**Short task:** Examine each line of the data. Copy those that contain the string "luchttemperatuur".

**Data:**
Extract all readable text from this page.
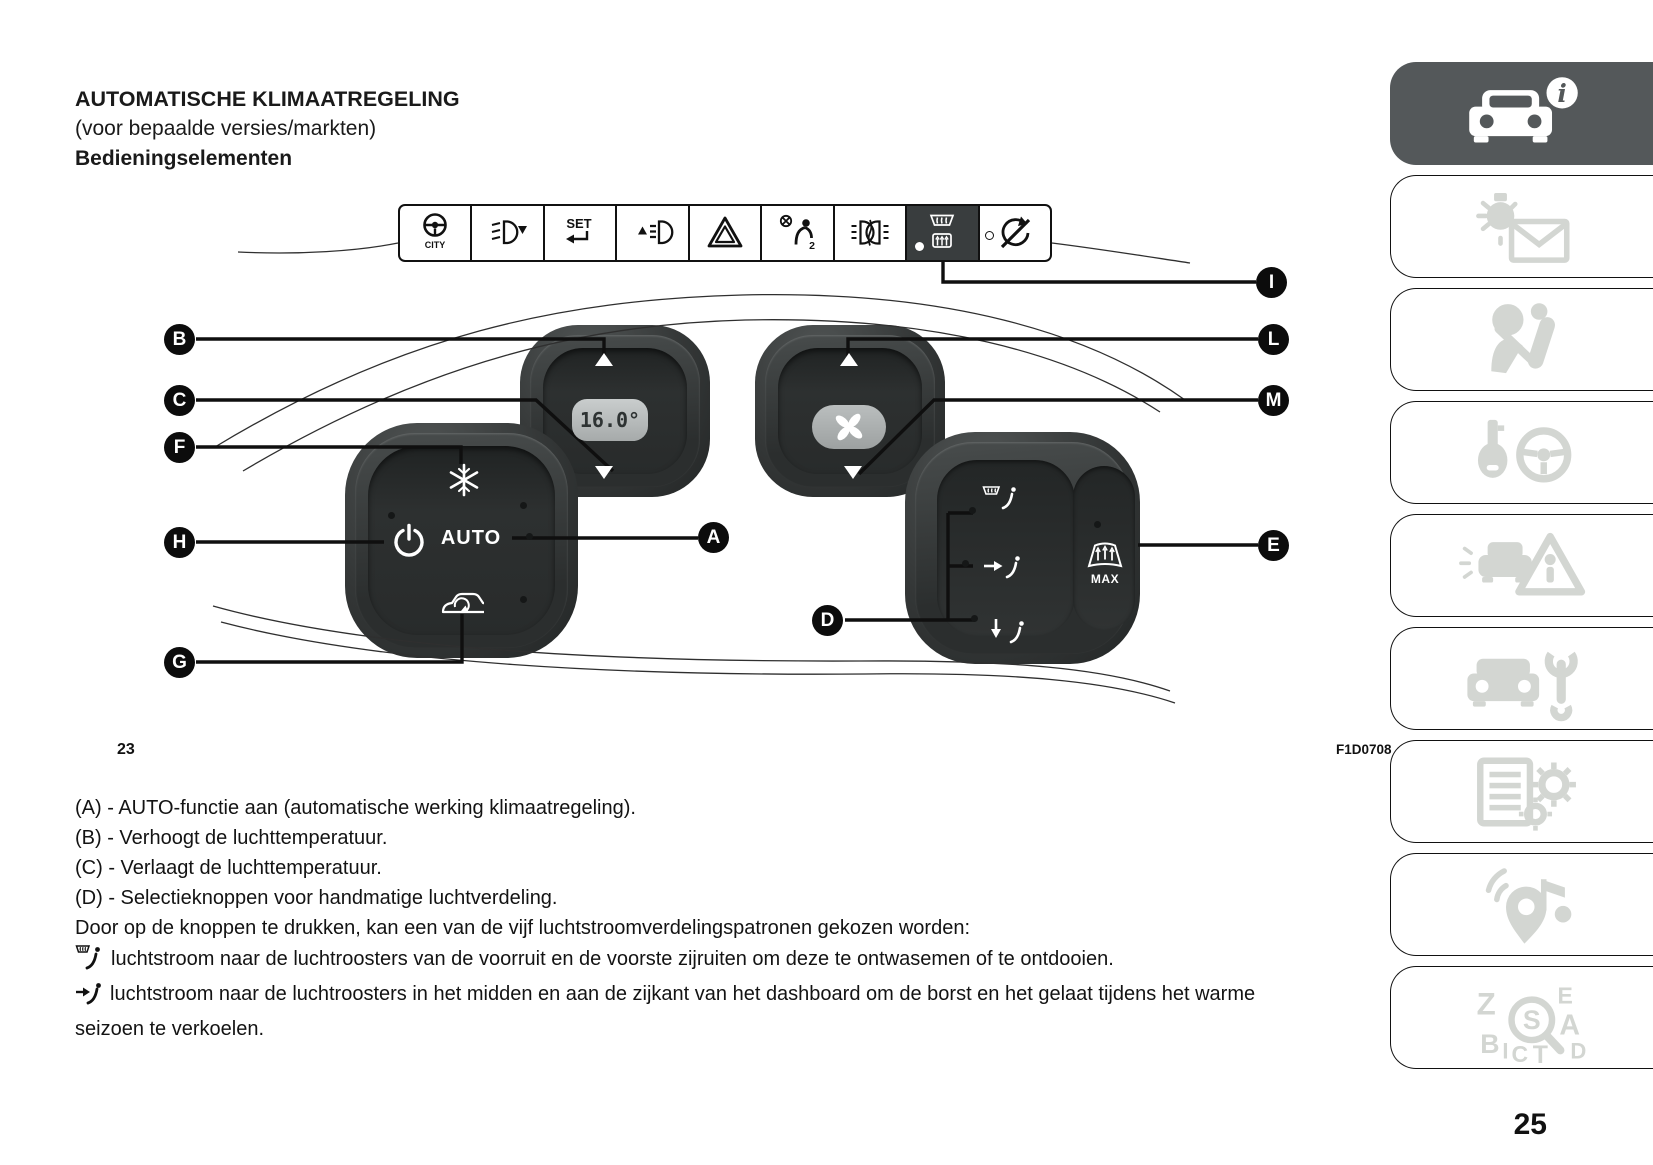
AUTOMATISCHE KLIMAATREGELING
(voor bepaalde versies/markten)
Bedieningselementen
CITY
SET
2
16.0°
AUTO
MAX
A
B
C
D
E
F
G
H
I
L
M
23	F1D0708
(A) - AUTO-functie aan (automatische werking klimaatregeling).
(B) - Verhoogt de luchttemperatuur.
(C) - Verlaagt de luchttemperatuur.
(D) - Selectieknoppen voor handmatige luchtverdeling.
Door op de knoppen te drukken, kan een van de vijf luchtstroomverdelingspatronen gekozen worden:
luchtstroom naar de luchtroosters van de voorruit en de voorste zijruiten om deze te ontwasemen of te ontdooien.
luchtstroom naar de luchtroosters in het midden en aan de zijkant van het dashboard om de borst en het gelaat tijdens het warme seizoen te verkoelen.
i
Z
B
E
A
D
I C T
S
25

**Written solution:**
(B) - Verhoogt de luchttemperatuur.
(C) - Verlaagt de luchttemperatuur.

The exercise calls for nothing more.